>> START Extracted data
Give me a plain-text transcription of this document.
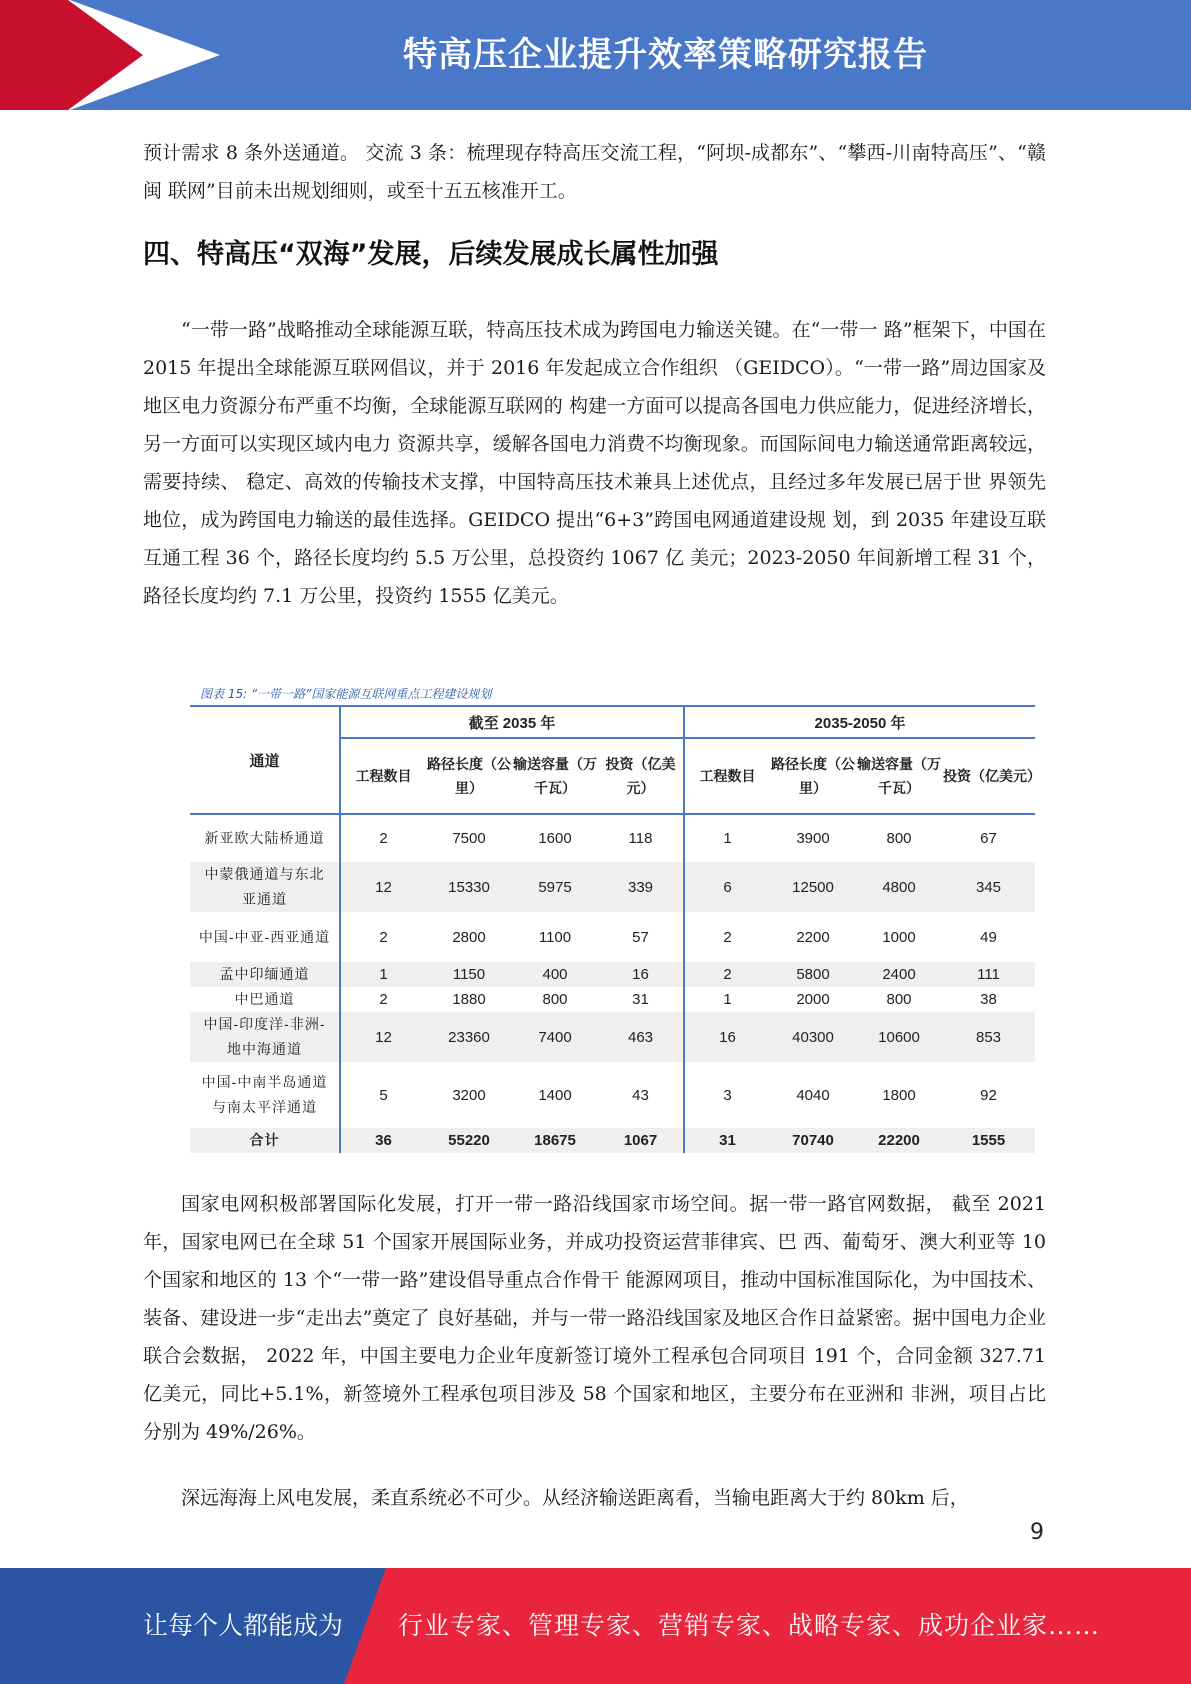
特高压企业提升效率策略研究报告

预计需求 8 条外送通道。 交流 3 条：梳理现存特高压交流工程，“阿坝-成都东”、“攀西-川南特高压”、“赣闽 联网”目前未出规划细则，或至十五五核准开工。

四、特高压“双海”发展，后续发展成长属性加强

“一带一路”战略推动全球能源互联，特高压技术成为跨国电力输送关键。在“一带一 路”框架下，中国在 2015 年提出全球能源互联网倡议，并于 2016 年发起成立合作组织 （GEIDCO）。“一带一路”周边国家及地区电力资源分布严重不均衡，全球能源互联网的 构建一方面可以提高各国电力供应能力，促进经济增长，另一方面可以实现区域内电力 资源共享，缓解各国电力消费不均衡现象。而国际间电力输送通常距离较远，需要持续、 稳定、高效的传输技术支撑，中国特高压技术兼具上述优点，且经过多年发展已居于世 界领先地位，成为跨国电力输送的最佳选择。GEIDCO 提出“6+3”跨国电网通道建设规 划，到 2035 年建设互联互通工程 36 个，路径长度均约 5.5 万公里，总投资约 1067 亿 美元；2023-2050 年间新增工程 31 个，路径长度均约 7.1 万公里，投资约 1555 亿美元。

图表 15: “一带一路”国家能源互联网重点工程建设规划
通道	截至 2035 年				2035-2050 年			
	工程数目	路径长度（公里）	输送容量（万千瓦）	投资（亿美元）	工程数目	路径长度（公里）	输送容量（万千瓦）	投资（亿美元）
新亚欧大陆桥通道	2	7500	1600	118	1	3900	800	67
中蒙俄通道与东北亚通道	12	15330	5975	339	6	12500	4800	345
中国-中亚-西亚通道	2	2800	1100	57	2	2200	1000	49
孟中印缅通道	1	1150	400	16	2	5800	2400	111
中巴通道	2	1880	800	31	1	2000	800	38
中国-印度洋-非洲-地中海通道	12	23360	7400	463	16	40300	10600	853
中国-中南半岛通道与南太平洋通道	5	3200	1400	43	3	4040	1800	92
合计	36	55220	18675	1067	31	70740	22200	1555

国家电网积极部署国际化发展，打开一带一路沿线国家市场空间。据一带一路官网数据， 截至 2021 年，国家电网已在全球 51 个国家开展国际业务，并成功投资运营菲律宾、巴 西、葡萄牙、澳大利亚等 10 个国家和地区的 13 个“一带一路”建设倡导重点合作骨干 能源网项目，推动中国标准国际化，为中国技术、装备、建设进一步“走出去”奠定了 良好基础，并与一带一路沿线国家及地区合作日益紧密。据中国电力企业联合会数据， 2022 年，中国主要电力企业年度新签订境外工程承包合同项目 191 个，合同金额 327.71 亿美元，同比+5.1%，新签境外工程承包项目涉及 58 个国家和地区，主要分布在亚洲和 非洲，项目占比分别为 49%/26%。

深远海海上风电发展，柔直系统必不可少。从经济输送距离看，当输电距离大于约 80km 后，

9
让每个人都能成为 行业专家、管理专家、营销专家、战略专家、成功企业家……
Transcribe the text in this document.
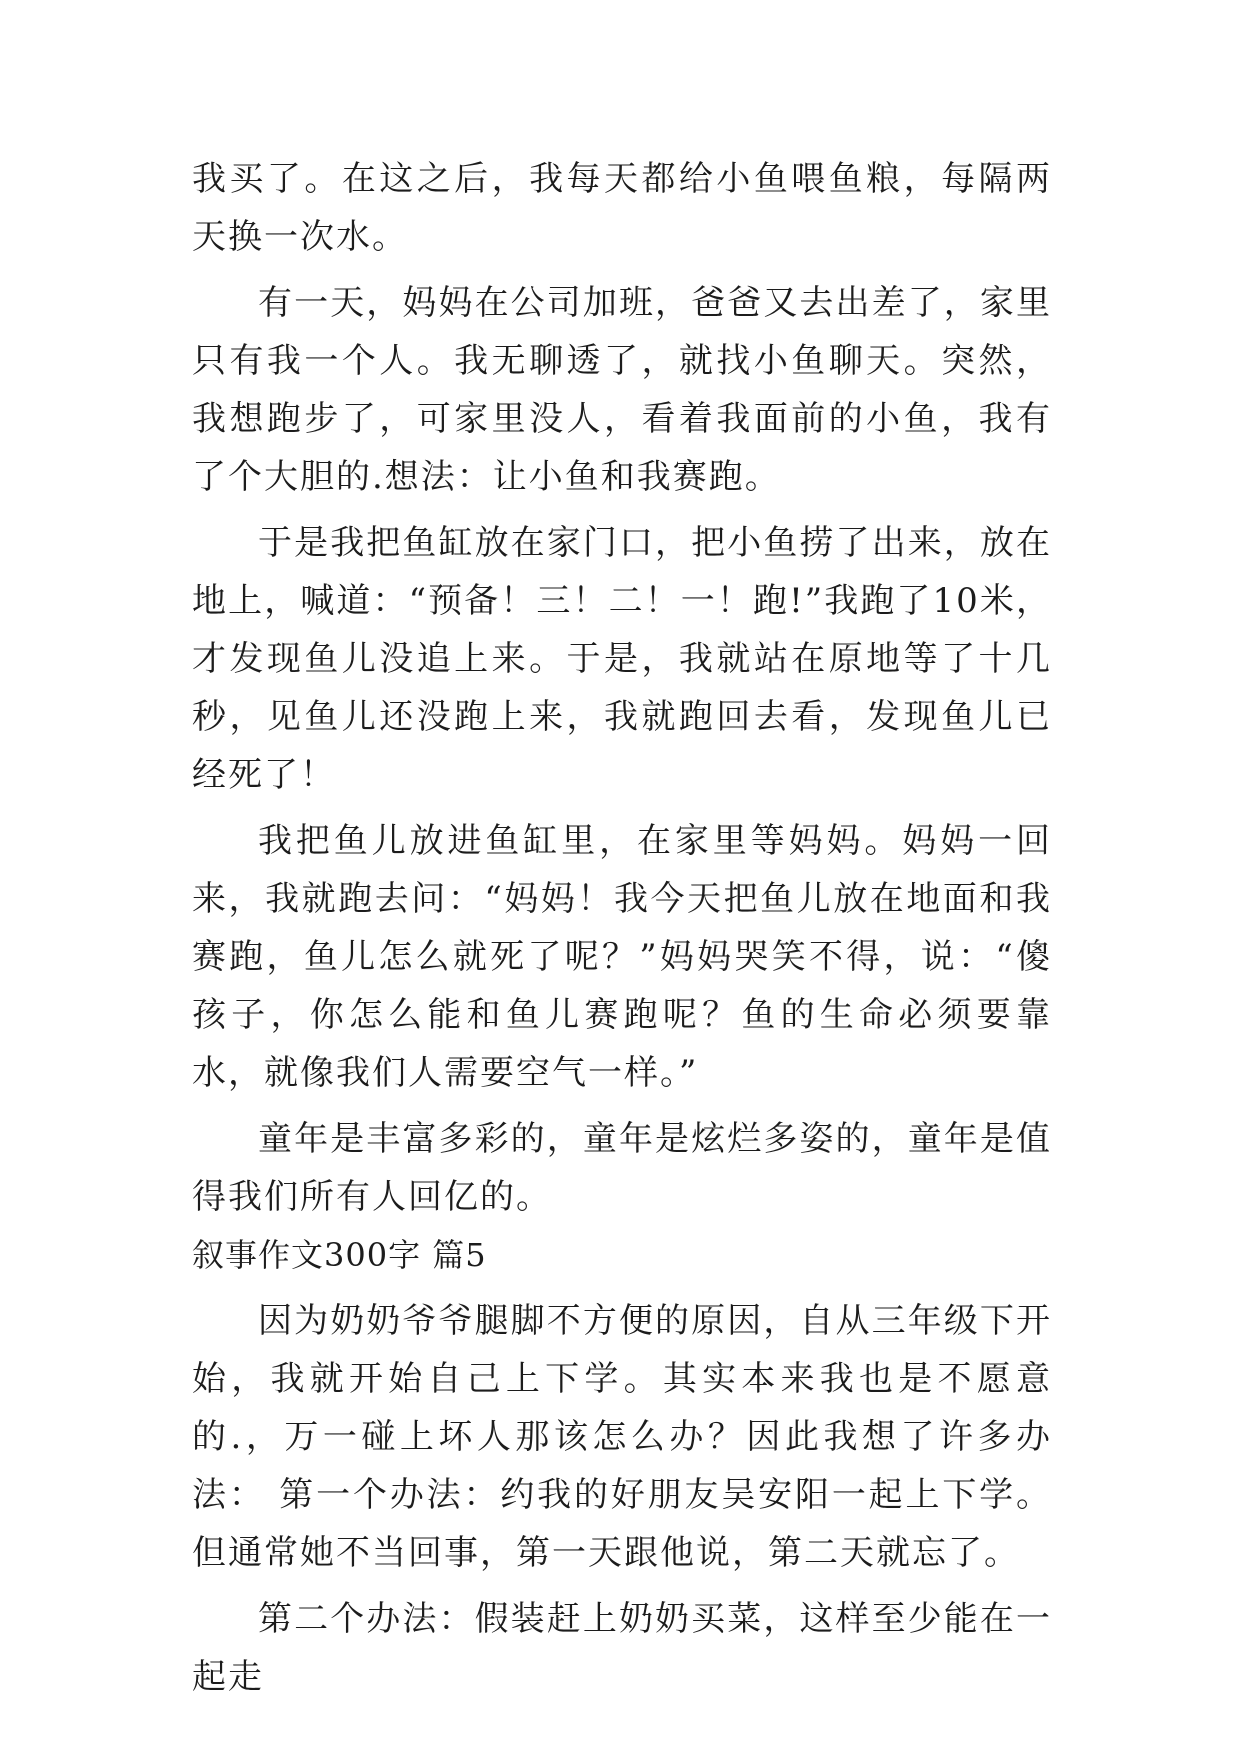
我买了。在这之后，我每天都给小鱼喂鱼粮，每隔两天换一次水。

有一天，妈妈在公司加班，爸爸又去出差了，家里只有我一个人。我无聊透了，就找小鱼聊天。突然，我想跑步了，可家里没人，看着我面前的小鱼，我有了个大胆的.想法：让小鱼和我赛跑。

于是我把鱼缸放在家门口，把小鱼捞了出来，放在地上，喊道：“预备！三！二！一！跑!”我跑了10米，才发现鱼儿没追上来。于是，我就站在原地等了十几秒，见鱼儿还没跑上来，我就跑回去看，发现鱼儿已经死了！

我把鱼儿放进鱼缸里，在家里等妈妈。妈妈一回来，我就跑去问：“妈妈！我今天把鱼儿放在地面和我赛跑，鱼儿怎么就死了呢？”妈妈哭笑不得，说：“傻孩子，你怎么能和鱼儿赛跑呢？鱼的生命必须要靠水，就像我们人需要空气一样。”

童年是丰富多彩的，童年是炫烂多姿的，童年是值得我们所有人回亿的。

叙事作文300字 篇5

因为奶奶爷爷腿脚不方便的原因，自从三年级下开始，我就开始自己上下学。其实本来我也是不愿意的.，万一碰上坏人那该怎么办？因此我想了许多办法： 第一个办法：约我的好朋友吴安阳一起上下学。但通常她不当回事，第一天跟他说，第二天就忘了。

第二个办法：假装赶上奶奶买菜，这样至少能在一起走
>> END Extracted data
In the records above, locate the line with "Transcribe the text in this document."; output it and each line after it through the last one, exactly, omitting pictures.

Transcribe the text in this document.
我买了。在这之后，我每天都给小鱼喂鱼粮，每隔两天换一次水。

有一天，妈妈在公司加班，爸爸又去出差了，家里只有我一个人。我无聊透了，就找小鱼聊天。突然，我想跑步了，可家里没人，看着我面前的小鱼，我有了个大胆的.想法：让小鱼和我赛跑。

于是我把鱼缸放在家门口，把小鱼捞了出来，放在地上，喊道：“预备！三！二！一！跑!”我跑了10米，才发现鱼儿没追上来。于是，我就站在原地等了十几秒，见鱼儿还没跑上来，我就跑回去看，发现鱼儿已经死了！

我把鱼儿放进鱼缸里，在家里等妈妈。妈妈一回来，我就跑去问：“妈妈！我今天把鱼儿放在地面和我赛跑，鱼儿怎么就死了呢？”妈妈哭笑不得，说：“傻孩子，你怎么能和鱼儿赛跑呢？鱼的生命必须要靠水，就像我们人需要空气一样。”

童年是丰富多彩的，童年是炫烂多姿的，童年是值得我们所有人回亿的。

叙事作文300字 篇5

因为奶奶爷爷腿脚不方便的原因，自从三年级下开始，我就开始自己上下学。其实本来我也是不愿意的.，万一碰上坏人那该怎么办？因此我想了许多办法： 第一个办法：约我的好朋友吴安阳一起上下学。但通常她不当回事，第一天跟他说，第二天就忘了。

第二个办法：假装赶上奶奶买菜，这样至少能在一起走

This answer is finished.